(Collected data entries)
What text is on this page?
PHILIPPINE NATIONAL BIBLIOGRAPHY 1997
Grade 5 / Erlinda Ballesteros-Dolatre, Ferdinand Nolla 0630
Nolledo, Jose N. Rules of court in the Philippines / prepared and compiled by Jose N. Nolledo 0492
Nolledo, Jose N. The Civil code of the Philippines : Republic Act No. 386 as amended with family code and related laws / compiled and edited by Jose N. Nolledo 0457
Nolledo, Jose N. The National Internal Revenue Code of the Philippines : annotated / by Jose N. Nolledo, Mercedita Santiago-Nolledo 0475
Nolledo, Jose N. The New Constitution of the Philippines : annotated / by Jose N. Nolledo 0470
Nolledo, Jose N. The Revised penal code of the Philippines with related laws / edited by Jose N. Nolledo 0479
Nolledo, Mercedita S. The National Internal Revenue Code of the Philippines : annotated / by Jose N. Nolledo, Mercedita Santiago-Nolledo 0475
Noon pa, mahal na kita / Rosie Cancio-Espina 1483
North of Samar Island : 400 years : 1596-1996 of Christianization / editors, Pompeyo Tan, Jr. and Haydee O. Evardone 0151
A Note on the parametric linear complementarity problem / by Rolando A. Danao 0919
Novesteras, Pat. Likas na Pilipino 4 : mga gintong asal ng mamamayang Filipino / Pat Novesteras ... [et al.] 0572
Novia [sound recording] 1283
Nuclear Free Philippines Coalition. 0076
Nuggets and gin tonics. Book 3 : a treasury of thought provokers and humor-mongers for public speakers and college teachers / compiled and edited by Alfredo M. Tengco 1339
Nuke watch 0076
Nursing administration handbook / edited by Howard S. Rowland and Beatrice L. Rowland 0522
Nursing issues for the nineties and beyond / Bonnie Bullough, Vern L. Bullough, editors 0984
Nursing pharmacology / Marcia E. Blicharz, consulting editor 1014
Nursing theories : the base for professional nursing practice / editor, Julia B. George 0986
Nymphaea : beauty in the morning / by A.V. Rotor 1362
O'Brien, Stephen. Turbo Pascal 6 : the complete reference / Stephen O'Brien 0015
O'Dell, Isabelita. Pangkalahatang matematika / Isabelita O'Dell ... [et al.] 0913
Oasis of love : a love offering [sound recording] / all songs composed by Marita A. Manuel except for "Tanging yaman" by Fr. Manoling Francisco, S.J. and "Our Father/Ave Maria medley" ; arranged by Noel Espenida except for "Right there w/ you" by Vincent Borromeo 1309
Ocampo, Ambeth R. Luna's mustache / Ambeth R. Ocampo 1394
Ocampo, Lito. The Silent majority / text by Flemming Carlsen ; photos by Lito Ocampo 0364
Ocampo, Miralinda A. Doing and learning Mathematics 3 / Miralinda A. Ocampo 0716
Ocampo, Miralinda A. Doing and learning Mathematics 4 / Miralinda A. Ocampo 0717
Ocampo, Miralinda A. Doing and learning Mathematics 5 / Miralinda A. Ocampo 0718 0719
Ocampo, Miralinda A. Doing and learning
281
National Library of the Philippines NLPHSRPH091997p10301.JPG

[Problem requirements] All of the entries should be written out again exactly.

[Written response]
What text is on this page?
PHILIPPINE NATIONAL BIBLIOGRAPHY 1997
Grade 5 / Erlinda Ballesteros-Dolatre, Ferdinand Nolla 0630
Nolledo, Jose N. Rules of court in the Philippines / prepared and compiled by Jose N. Nolledo 0492
Nolledo, Jose N. The Civil code of the Philippines : Republic Act No. 386 as amended with family code and related laws / compiled and edited by Jose N. Nolledo 0457
Nolledo, Jose N. The National Internal Revenue Code of the Philippines : annotated / by Jose N. Nolledo, Mercedita Santiago-Nolledo 0475
Nolledo, Jose N. The New Constitution of the Philippines : annotated / by Jose N. Nolledo 0470
Nolledo, Jose N. The Revised penal code of the Philippines with related laws / edited by Jose N. Nolledo 0479
Nolledo, Mercedita S. The National Internal Revenue Code of the Philippines : annotated / by Jose N. Nolledo, Mercedita Santiago-Nolledo 0475
Noon pa, mahal na kita / Rosie Cancio-Espina 1483
North of Samar Island : 400 years : 1596-1996 of Christianization / editors, Pompeyo Tan, Jr. and Haydee O. Evardone 0151
A Note on the parametric linear complementarity problem / by Rolando A. Danao 0919
Novesteras, Pat. Likas na Pilipino 4 : mga gintong asal ng mamamayang Filipino / Pat Novesteras ... [et al.] 0572
Novia [sound recording] 1283
Nuclear Free Philippines Coalition. 0076
Nuggets and gin tonics. Book 3 : a treasury of thought provokers and humor-mongers for public speakers and college teachers / compiled and edited by Alfredo M. Tengco 1339
Nuke watch 0076
Nursing administration handbook / edited by Howard S. Rowland and Beatrice L. Rowland 0522
Nursing issues for the nineties and beyond / Bonnie Bullough, Vern L. Bullough, editors 0984
Nursing pharmacology / Marcia E. Blicharz, consulting editor 1014
Nursing theories : the base for professional nursing practice / editor, Julia B. George 0986
Nymphaea : beauty in the morning / by A.V. Rotor 1362
O'Brien, Stephen. Turbo Pascal 6 : the complete reference / Stephen O'Brien 0015
O'Dell, Isabelita. Pangkalahatang matematika / Isabelita O'Dell ... [et al.] 0913
Oasis of love : a love offering [sound recording] / all songs composed by Marita A. Manuel except for "Tanging yaman" by Fr. Manoling Francisco, S.J. and "Our Father/Ave Maria medley" ; arranged by Noel Espenida except for "Right there w/ you" by Vincent Borromeo 1309
Ocampo, Ambeth R. Luna's mustache / Ambeth R. Ocampo 1394
Ocampo, Lito. The Silent majority / text by Flemming Carlsen ; photos by Lito Ocampo 0364
Ocampo, Miralinda A. Doing and learning Mathematics 3 / Miralinda A. Ocampo 0716
Ocampo, Miralinda A. Doing and learning Mathematics 4 / Miralinda A. Ocampo 0717
Ocampo, Miralinda A. Doing and learning Mathematics 5 / Miralinda A. Ocampo 0718 0719
Ocampo, Miralinda A. Doing and learning
281
National Library of the Philippines NLPHSRPH091997p10301.JPG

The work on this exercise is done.